*The input:*
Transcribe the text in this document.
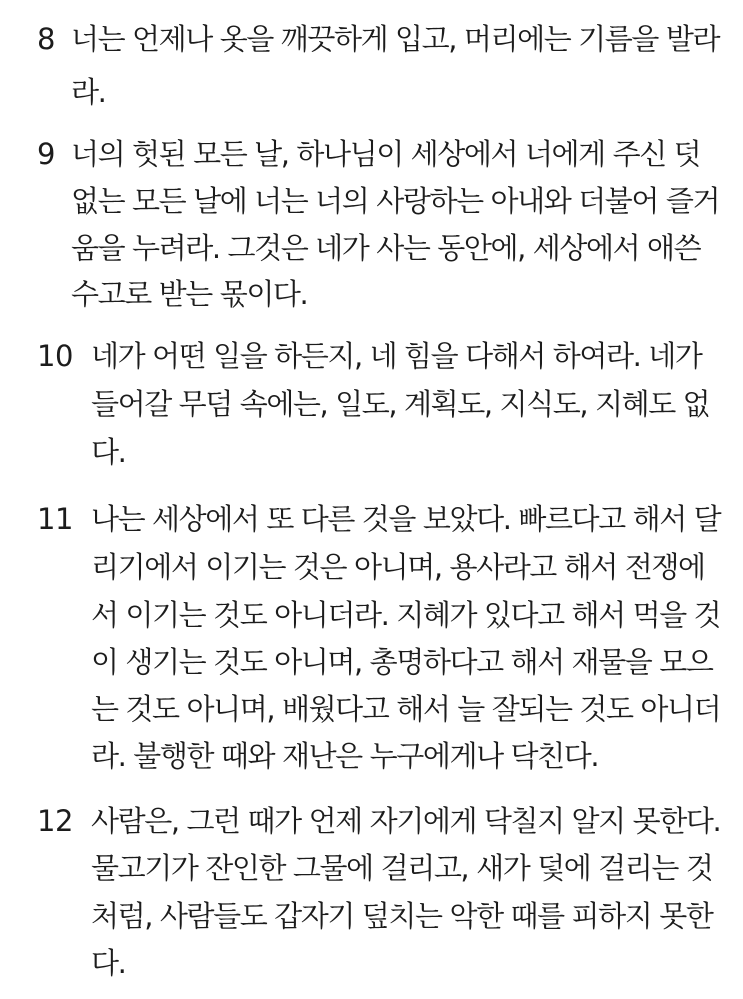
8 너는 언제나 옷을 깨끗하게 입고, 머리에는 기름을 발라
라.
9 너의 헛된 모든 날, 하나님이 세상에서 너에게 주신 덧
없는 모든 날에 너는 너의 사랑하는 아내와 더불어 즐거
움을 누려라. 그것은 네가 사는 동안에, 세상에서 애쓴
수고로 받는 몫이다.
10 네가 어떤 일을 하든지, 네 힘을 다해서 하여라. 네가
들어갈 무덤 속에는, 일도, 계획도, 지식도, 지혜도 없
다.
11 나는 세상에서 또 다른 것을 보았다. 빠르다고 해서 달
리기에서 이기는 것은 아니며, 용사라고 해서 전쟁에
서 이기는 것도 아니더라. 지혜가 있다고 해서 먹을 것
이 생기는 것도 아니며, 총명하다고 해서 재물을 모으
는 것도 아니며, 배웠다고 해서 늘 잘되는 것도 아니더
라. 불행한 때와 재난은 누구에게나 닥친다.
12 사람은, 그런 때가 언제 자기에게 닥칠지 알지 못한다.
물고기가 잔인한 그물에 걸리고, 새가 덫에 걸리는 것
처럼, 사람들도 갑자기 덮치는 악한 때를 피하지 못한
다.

*Written instruction:* Output the material word for word, omitting its pictures.

*Written solution:*
Transcribe the text in this document.
8 너는 언제나 옷을 깨끗하게 입고, 머리에는 기름을 발라
라.
9 너의 헛된 모든 날, 하나님이 세상에서 너에게 주신 덧
없는 모든 날에 너는 너의 사랑하는 아내와 더불어 즐거
움을 누려라. 그것은 네가 사는 동안에, 세상에서 애쓴
수고로 받는 몫이다.
10 네가 어떤 일을 하든지, 네 힘을 다해서 하여라. 네가
들어갈 무덤 속에는, 일도, 계획도, 지식도, 지혜도 없
다.
11 나는 세상에서 또 다른 것을 보았다. 빠르다고 해서 달
리기에서 이기는 것은 아니며, 용사라고 해서 전쟁에
서 이기는 것도 아니더라. 지혜가 있다고 해서 먹을 것
이 생기는 것도 아니며, 총명하다고 해서 재물을 모으
는 것도 아니며, 배웠다고 해서 늘 잘되는 것도 아니더
라. 불행한 때와 재난은 누구에게나 닥친다.
12 사람은, 그런 때가 언제 자기에게 닥칠지 알지 못한다.
물고기가 잔인한 그물에 걸리고, 새가 덫에 걸리는 것
처럼, 사람들도 갑자기 덮치는 악한 때를 피하지 못한
다.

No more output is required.